Begin

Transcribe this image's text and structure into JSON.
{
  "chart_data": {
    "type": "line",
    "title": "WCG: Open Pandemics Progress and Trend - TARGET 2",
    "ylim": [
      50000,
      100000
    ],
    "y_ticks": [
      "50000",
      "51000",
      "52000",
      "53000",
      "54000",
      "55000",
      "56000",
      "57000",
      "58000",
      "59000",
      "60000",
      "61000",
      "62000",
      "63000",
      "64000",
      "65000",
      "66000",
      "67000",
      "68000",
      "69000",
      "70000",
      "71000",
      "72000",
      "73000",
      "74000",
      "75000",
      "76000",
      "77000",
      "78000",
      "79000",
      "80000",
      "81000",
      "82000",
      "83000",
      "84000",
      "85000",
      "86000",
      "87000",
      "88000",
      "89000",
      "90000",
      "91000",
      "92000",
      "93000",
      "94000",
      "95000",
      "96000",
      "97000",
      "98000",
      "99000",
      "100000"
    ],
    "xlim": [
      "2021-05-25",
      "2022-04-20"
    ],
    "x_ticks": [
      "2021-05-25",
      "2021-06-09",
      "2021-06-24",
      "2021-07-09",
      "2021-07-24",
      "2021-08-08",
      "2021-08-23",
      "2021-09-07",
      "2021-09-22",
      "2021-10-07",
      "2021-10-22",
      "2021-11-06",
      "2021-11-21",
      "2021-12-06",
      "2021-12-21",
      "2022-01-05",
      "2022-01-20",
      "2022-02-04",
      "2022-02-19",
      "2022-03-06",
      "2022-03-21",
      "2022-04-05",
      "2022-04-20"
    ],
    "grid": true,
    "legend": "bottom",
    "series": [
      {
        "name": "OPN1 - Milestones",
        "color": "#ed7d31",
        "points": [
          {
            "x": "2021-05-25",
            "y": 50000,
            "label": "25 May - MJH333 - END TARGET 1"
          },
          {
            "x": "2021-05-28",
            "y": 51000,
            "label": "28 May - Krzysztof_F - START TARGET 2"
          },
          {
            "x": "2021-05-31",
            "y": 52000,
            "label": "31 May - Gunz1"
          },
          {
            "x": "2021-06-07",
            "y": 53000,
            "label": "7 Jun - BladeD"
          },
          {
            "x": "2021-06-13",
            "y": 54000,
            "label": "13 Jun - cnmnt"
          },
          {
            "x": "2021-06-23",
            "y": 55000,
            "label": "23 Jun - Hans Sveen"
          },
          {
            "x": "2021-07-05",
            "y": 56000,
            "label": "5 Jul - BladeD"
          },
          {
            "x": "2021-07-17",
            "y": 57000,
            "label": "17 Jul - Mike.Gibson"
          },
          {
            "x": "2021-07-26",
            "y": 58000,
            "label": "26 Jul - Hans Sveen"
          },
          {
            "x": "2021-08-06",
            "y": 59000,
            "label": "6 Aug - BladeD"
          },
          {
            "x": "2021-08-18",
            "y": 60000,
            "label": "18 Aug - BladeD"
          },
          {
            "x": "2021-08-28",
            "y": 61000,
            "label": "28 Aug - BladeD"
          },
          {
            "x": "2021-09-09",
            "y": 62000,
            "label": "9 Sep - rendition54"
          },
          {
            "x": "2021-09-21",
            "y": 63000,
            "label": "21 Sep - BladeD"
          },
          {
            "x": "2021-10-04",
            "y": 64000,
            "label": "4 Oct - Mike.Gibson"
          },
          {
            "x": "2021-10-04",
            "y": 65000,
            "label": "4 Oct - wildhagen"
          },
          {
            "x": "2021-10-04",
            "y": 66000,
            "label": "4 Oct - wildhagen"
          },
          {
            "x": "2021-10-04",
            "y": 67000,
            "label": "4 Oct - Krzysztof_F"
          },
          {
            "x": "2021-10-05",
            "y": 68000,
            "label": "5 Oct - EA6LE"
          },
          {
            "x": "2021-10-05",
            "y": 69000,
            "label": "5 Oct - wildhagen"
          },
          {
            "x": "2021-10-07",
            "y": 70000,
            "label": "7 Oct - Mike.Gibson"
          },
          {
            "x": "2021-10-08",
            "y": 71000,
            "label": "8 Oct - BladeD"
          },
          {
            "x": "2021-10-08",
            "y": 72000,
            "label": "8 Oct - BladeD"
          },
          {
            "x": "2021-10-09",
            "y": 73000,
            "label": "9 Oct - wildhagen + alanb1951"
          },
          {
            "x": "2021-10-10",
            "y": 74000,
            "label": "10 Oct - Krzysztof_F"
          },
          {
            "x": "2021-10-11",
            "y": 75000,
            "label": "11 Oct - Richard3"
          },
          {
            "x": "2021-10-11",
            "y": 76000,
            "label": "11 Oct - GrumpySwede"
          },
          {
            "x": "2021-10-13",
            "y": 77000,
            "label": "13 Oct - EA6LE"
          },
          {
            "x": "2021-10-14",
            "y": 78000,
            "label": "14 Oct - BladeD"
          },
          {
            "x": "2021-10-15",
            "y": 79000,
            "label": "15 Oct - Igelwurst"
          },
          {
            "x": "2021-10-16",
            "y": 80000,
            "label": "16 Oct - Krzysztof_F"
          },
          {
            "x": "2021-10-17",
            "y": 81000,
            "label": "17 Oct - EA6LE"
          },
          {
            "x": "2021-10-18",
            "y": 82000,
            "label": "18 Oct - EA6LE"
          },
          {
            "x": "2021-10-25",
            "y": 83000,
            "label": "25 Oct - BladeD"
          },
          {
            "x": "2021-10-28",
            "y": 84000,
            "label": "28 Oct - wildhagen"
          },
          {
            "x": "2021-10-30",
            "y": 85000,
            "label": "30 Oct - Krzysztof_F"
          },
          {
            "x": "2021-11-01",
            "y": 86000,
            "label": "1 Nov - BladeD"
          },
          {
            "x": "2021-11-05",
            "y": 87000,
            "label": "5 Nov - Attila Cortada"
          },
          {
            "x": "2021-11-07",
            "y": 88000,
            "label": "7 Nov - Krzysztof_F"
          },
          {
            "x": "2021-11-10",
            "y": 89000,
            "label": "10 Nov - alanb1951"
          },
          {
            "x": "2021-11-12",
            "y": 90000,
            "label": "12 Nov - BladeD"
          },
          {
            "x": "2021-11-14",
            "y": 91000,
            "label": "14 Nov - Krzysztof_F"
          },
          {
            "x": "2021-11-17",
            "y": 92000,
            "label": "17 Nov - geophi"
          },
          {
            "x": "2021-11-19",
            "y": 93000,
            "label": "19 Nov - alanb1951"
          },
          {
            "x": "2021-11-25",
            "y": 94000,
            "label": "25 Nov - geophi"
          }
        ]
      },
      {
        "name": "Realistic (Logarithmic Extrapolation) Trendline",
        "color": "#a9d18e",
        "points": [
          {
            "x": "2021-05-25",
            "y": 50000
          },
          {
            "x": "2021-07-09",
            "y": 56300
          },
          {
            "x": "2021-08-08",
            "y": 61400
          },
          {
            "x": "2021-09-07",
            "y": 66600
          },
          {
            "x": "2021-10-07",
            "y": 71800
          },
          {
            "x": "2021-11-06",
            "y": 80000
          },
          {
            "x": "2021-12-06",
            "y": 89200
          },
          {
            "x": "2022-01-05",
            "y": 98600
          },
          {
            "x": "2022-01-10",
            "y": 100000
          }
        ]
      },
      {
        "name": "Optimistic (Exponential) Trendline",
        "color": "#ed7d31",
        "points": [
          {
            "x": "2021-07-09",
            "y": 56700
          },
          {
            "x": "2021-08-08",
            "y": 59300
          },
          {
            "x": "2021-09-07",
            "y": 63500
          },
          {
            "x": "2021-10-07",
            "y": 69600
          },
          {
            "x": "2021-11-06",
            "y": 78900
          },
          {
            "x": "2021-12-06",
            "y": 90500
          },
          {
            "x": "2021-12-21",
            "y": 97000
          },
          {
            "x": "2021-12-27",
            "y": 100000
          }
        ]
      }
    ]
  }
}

End

◆ What is expected:
Word for word, write out all of the data above.

◆ Task answer:
Transcribe this image's text and structure into JSON.
{
  "chart_data": {
    "type": "line",
    "title": "WCG: Open Pandemics Progress and Trend - TARGET 2",
    "ylim": [
      50000,
      100000
    ],
    "y_ticks": [
      "50000",
      "51000",
      "52000",
      "53000",
      "54000",
      "55000",
      "56000",
      "57000",
      "58000",
      "59000",
      "60000",
      "61000",
      "62000",
      "63000",
      "64000",
      "65000",
      "66000",
      "67000",
      "68000",
      "69000",
      "70000",
      "71000",
      "72000",
      "73000",
      "74000",
      "75000",
      "76000",
      "77000",
      "78000",
      "79000",
      "80000",
      "81000",
      "82000",
      "83000",
      "84000",
      "85000",
      "86000",
      "87000",
      "88000",
      "89000",
      "90000",
      "91000",
      "92000",
      "93000",
      "94000",
      "95000",
      "96000",
      "97000",
      "98000",
      "99000",
      "100000"
    ],
    "xlim": [
      "2021-05-25",
      "2022-04-20"
    ],
    "x_ticks": [
      "2021-05-25",
      "2021-06-09",
      "2021-06-24",
      "2021-07-09",
      "2021-07-24",
      "2021-08-08",
      "2021-08-23",
      "2021-09-07",
      "2021-09-22",
      "2021-10-07",
      "2021-10-22",
      "2021-11-06",
      "2021-11-21",
      "2021-12-06",
      "2021-12-21",
      "2022-01-05",
      "2022-01-20",
      "2022-02-04",
      "2022-02-19",
      "2022-03-06",
      "2022-03-21",
      "2022-04-05",
      "2022-04-20"
    ],
    "grid": true,
    "legend": "bottom",
    "series": [
      {
        "name": "OPN1 - Milestones",
        "color": "#ed7d31",
        "points": [
          {
            "x": "2021-05-25",
            "y": 50000,
            "label": "25 May - MJH333 - END TARGET 1"
          },
          {
            "x": "2021-05-28",
            "y": 51000,
            "label": "28 May - Krzysztof_F - START TARGET 2"
          },
          {
            "x": "2021-05-31",
            "y": 52000,
            "label": "31 May - Gunz1"
          },
          {
            "x": "2021-06-07",
            "y": 53000,
            "label": "7 Jun - BladeD"
          },
          {
            "x": "2021-06-13",
            "y": 54000,
            "label": "13 Jun - cnmnt"
          },
          {
            "x": "2021-06-23",
            "y": 55000,
            "label": "23 Jun - Hans Sveen"
          },
          {
            "x": "2021-07-05",
            "y": 56000,
            "label": "5 Jul - BladeD"
          },
          {
            "x": "2021-07-17",
            "y": 57000,
            "label": "17 Jul - Mike.Gibson"
          },
          {
            "x": "2021-07-26",
            "y": 58000,
            "label": "26 Jul - Hans Sveen"
          },
          {
            "x": "2021-08-06",
            "y": 59000,
            "label": "6 Aug - BladeD"
          },
          {
            "x": "2021-08-18",
            "y": 60000,
            "label": "18 Aug - BladeD"
          },
          {
            "x": "2021-08-28",
            "y": 61000,
            "label": "28 Aug - BladeD"
          },
          {
            "x": "2021-09-09",
            "y": 62000,
            "label": "9 Sep - rendition54"
          },
          {
            "x": "2021-09-21",
            "y": 63000,
            "label": "21 Sep - BladeD"
          },
          {
            "x": "2021-10-04",
            "y": 64000,
            "label": "4 Oct - Mike.Gibson"
          },
          {
            "x": "2021-10-04",
            "y": 65000,
            "label": "4 Oct - wildhagen"
          },
          {
            "x": "2021-10-04",
            "y": 66000,
            "label": "4 Oct - wildhagen"
          },
          {
            "x": "2021-10-04",
            "y": 67000,
            "label": "4 Oct - Krzysztof_F"
          },
          {
            "x": "2021-10-05",
            "y": 68000,
            "label": "5 Oct - EA6LE"
          },
          {
            "x": "2021-10-05",
            "y": 69000,
            "label": "5 Oct - wildhagen"
          },
          {
            "x": "2021-10-07",
            "y": 70000,
            "label": "7 Oct - Mike.Gibson"
          },
          {
            "x": "2021-10-08",
            "y": 71000,
            "label": "8 Oct - BladeD"
          },
          {
            "x": "2021-10-08",
            "y": 72000,
            "label": "8 Oct - BladeD"
          },
          {
            "x": "2021-10-09",
            "y": 73000,
            "label": "9 Oct - wildhagen + alanb1951"
          },
          {
            "x": "2021-10-10",
            "y": 74000,
            "label": "10 Oct - Krzysztof_F"
          },
          {
            "x": "2021-10-11",
            "y": 75000,
            "label": "11 Oct - Richard3"
          },
          {
            "x": "2021-10-11",
            "y": 76000,
            "label": "11 Oct - GrumpySwede"
          },
          {
            "x": "2021-10-13",
            "y": 77000,
            "label": "13 Oct - EA6LE"
          },
          {
            "x": "2021-10-14",
            "y": 78000,
            "label": "14 Oct - BladeD"
          },
          {
            "x": "2021-10-15",
            "y": 79000,
            "label": "15 Oct - Igelwurst"
          },
          {
            "x": "2021-10-16",
            "y": 80000,
            "label": "16 Oct - Krzysztof_F"
          },
          {
            "x": "2021-10-17",
            "y": 81000,
            "label": "17 Oct - EA6LE"
          },
          {
            "x": "2021-10-18",
            "y": 82000,
            "label": "18 Oct - EA6LE"
          },
          {
            "x": "2021-10-25",
            "y": 83000,
            "label": "25 Oct - BladeD"
          },
          {
            "x": "2021-10-28",
            "y": 84000,
            "label": "28 Oct - wildhagen"
          },
          {
            "x": "2021-10-30",
            "y": 85000,
            "label": "30 Oct - Krzysztof_F"
          },
          {
            "x": "2021-11-01",
            "y": 86000,
            "label": "1 Nov - BladeD"
          },
          {
            "x": "2021-11-05",
            "y": 87000,
            "label": "5 Nov - Attila Cortada"
          },
          {
            "x": "2021-11-07",
            "y": 88000,
            "label": "7 Nov - Krzysztof_F"
          },
          {
            "x": "2021-11-10",
            "y": 89000,
            "label": "10 Nov - alanb1951"
          },
          {
            "x": "2021-11-12",
            "y": 90000,
            "label": "12 Nov - BladeD"
          },
          {
            "x": "2021-11-14",
            "y": 91000,
            "label": "14 Nov - Krzysztof_F"
          },
          {
            "x": "2021-11-17",
            "y": 92000,
            "label": "17 Nov - geophi"
          },
          {
            "x": "2021-11-19",
            "y": 93000,
            "label": "19 Nov - alanb1951"
          },
          {
            "x": "2021-11-25",
            "y": 94000,
            "label": "25 Nov - geophi"
          }
        ]
      },
      {
        "name": "Realistic (Logarithmic Extrapolation) Trendline",
        "color": "#a9d18e",
        "points": [
          {
            "x": "2021-05-25",
            "y": 50000
          },
          {
            "x": "2021-07-09",
            "y": 56300
          },
          {
            "x": "2021-08-08",
            "y": 61400
          },
          {
            "x": "2021-09-07",
            "y": 66600
          },
          {
            "x": "2021-10-07",
            "y": 71800
          },
          {
            "x": "2021-11-06",
            "y": 80000
          },
          {
            "x": "2021-12-06",
            "y": 89200
          },
          {
            "x": "2022-01-05",
            "y": 98600
          },
          {
            "x": "2022-01-10",
            "y": 100000
          }
        ]
      },
      {
        "name": "Optimistic (Exponential) Trendline",
        "color": "#ed7d31",
        "points": [
          {
            "x": "2021-07-09",
            "y": 56700
          },
          {
            "x": "2021-08-08",
            "y": 59300
          },
          {
            "x": "2021-09-07",
            "y": 63500
          },
          {
            "x": "2021-10-07",
            "y": 69600
          },
          {
            "x": "2021-11-06",
            "y": 78900
          },
          {
            "x": "2021-12-06",
            "y": 90500
          },
          {
            "x": "2021-12-21",
            "y": 97000
          },
          {
            "x": "2021-12-27",
            "y": 100000
          }
        ]
      }
    ]
  }
}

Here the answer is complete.